**WORK TO BE COMPLETED:** Which lines in the entries below contain the string "View" with that exact capitalization? Locate each one and copy it.

**EXERCISE MATERIALS:**
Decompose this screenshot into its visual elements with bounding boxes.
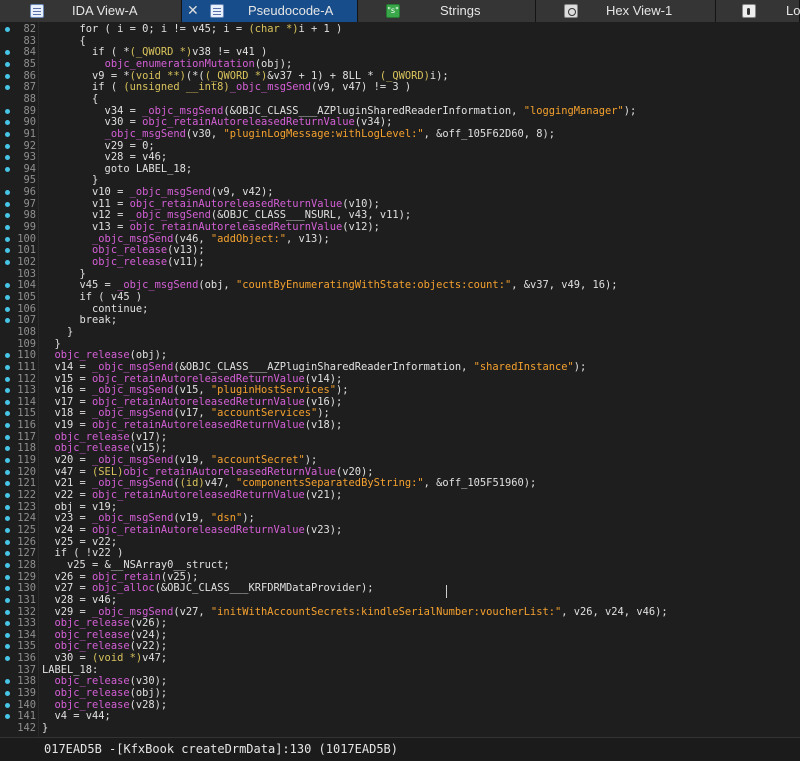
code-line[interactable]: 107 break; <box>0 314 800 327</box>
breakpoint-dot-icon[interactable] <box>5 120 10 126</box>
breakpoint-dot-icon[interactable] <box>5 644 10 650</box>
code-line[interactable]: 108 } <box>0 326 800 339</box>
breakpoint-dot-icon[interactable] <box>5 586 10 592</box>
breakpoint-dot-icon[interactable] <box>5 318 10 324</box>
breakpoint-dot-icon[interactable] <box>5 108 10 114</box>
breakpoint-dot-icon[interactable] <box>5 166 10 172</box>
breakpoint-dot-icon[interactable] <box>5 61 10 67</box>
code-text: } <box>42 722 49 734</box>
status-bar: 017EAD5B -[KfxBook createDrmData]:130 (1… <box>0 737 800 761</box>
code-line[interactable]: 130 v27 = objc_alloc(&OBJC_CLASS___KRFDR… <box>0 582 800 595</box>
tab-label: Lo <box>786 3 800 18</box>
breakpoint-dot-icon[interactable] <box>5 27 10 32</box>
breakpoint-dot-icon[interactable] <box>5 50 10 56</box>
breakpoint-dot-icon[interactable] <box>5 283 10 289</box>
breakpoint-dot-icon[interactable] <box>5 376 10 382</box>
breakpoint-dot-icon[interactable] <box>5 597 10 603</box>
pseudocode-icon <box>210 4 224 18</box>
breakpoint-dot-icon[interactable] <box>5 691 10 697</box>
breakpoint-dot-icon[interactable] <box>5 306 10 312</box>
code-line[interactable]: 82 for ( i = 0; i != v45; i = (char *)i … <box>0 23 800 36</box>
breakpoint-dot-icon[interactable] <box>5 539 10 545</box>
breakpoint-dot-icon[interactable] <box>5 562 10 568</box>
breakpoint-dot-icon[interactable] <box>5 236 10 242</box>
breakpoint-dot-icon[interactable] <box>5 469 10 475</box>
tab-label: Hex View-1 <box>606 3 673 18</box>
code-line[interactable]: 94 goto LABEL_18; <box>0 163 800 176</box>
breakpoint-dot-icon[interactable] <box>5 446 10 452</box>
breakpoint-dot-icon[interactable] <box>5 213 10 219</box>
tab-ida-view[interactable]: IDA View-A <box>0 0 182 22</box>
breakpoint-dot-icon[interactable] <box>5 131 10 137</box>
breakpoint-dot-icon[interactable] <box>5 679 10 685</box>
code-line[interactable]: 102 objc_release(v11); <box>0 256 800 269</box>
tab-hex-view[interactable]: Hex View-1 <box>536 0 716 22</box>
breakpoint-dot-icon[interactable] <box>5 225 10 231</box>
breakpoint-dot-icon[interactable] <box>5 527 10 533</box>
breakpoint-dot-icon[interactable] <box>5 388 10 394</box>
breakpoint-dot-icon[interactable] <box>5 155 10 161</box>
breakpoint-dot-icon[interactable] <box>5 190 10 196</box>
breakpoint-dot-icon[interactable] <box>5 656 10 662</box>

**WRITTEN ANSWER:**
tab-label: Hex View-1 <box>606 3 673 18</box>
tab-ida-view[interactable]: IDA View-A <box>0 0 182 22</box>
tab-hex-view[interactable]: Hex View-1 <box>536 0 716 22</box>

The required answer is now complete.